* **What is needed**
Quote the records in full and leave their pictures out.

═══ Information provided

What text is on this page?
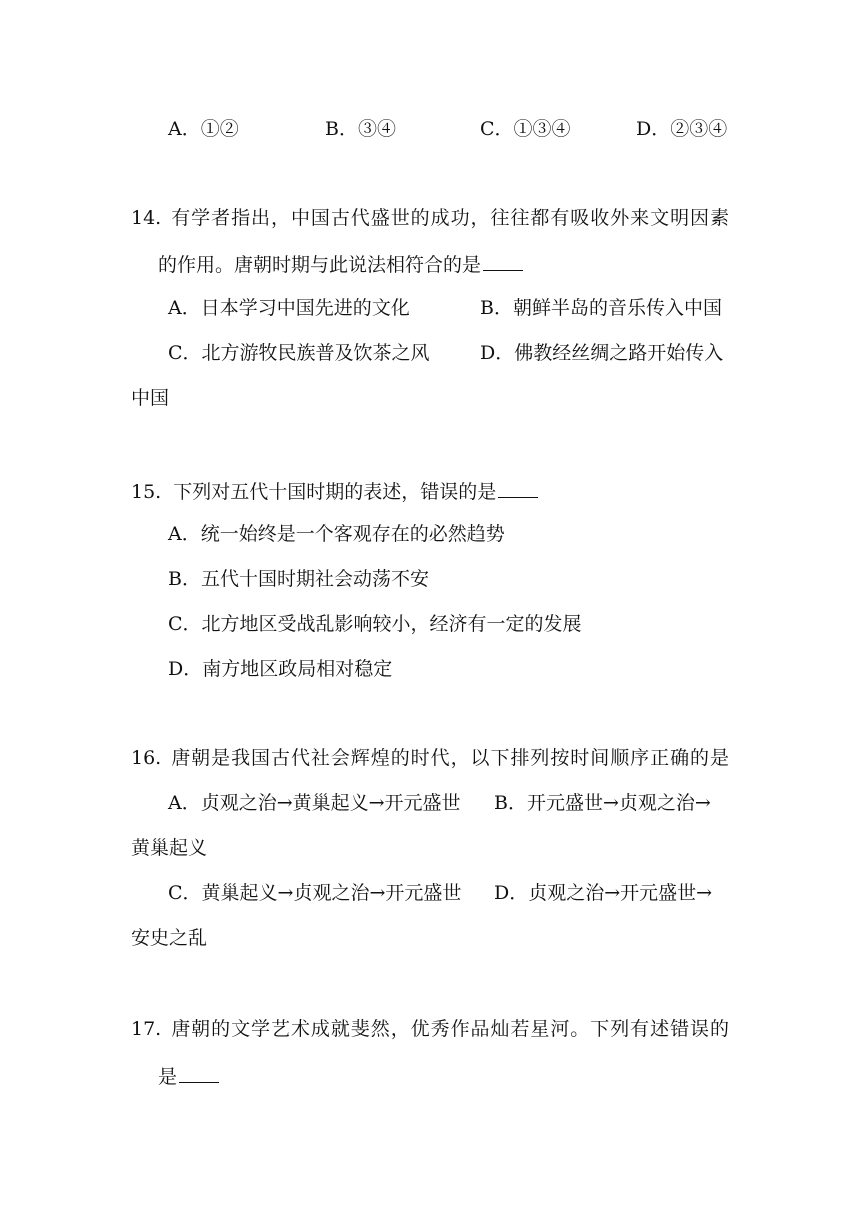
A．①②	B．③④	C．①③④	D．②③④
14. 有学者指出，中国古代盛世的成功，往往都有吸收外来文明因素
的作用。唐朝时期与此说法相符合的是
A．日本学习中国先进的文化	B．朝鲜半岛的音乐传入中国
C．北方游牧民族普及饮茶之风	D．佛教经丝绸之路开始传入
中国
15. 下列对五代十国时期的表述，错误的是
A．统一始终是一个客观存在的必然趋势
B．五代十国时期社会动荡不安
C．北方地区受战乱影响较小，经济有一定的发展
D．南方地区政局相对稳定
16. 唐朝是我国古代社会辉煌的时代，以下排列按时间顺序正确的是
A．贞观之治→黄巢起义→开元盛世 B．开元盛世→贞观之治→
黄巢起义
C．黄巢起义→贞观之治→开元盛世 D．贞观之治→开元盛世→
安史之乱
17. 唐朝的文学艺术成就斐然，优秀作品灿若星河。下列有述错误的
是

══════

* **Solution for this exercise**
What text is on this page?
A．①②	B．③④	C．①③④	D．②③④
14. 有学者指出，中国古代盛世的成功，往往都有吸收外来文明因素
的作用。唐朝时期与此说法相符合的是
A．日本学习中国先进的文化	B．朝鲜半岛的音乐传入中国
C．北方游牧民族普及饮茶之风	D．佛教经丝绸之路开始传入
中国
15. 下列对五代十国时期的表述，错误的是
A．统一始终是一个客观存在的必然趋势
B．五代十国时期社会动荡不安
C．北方地区受战乱影响较小，经济有一定的发展
D．南方地区政局相对稳定
16. 唐朝是我国古代社会辉煌的时代，以下排列按时间顺序正确的是
A．贞观之治→黄巢起义→开元盛世 B．开元盛世→贞观之治→
黄巢起义
C．黄巢起义→贞观之治→开元盛世 D．贞观之治→开元盛世→
安史之乱
17. 唐朝的文学艺术成就斐然，优秀作品灿若星河。下列有述错误的
是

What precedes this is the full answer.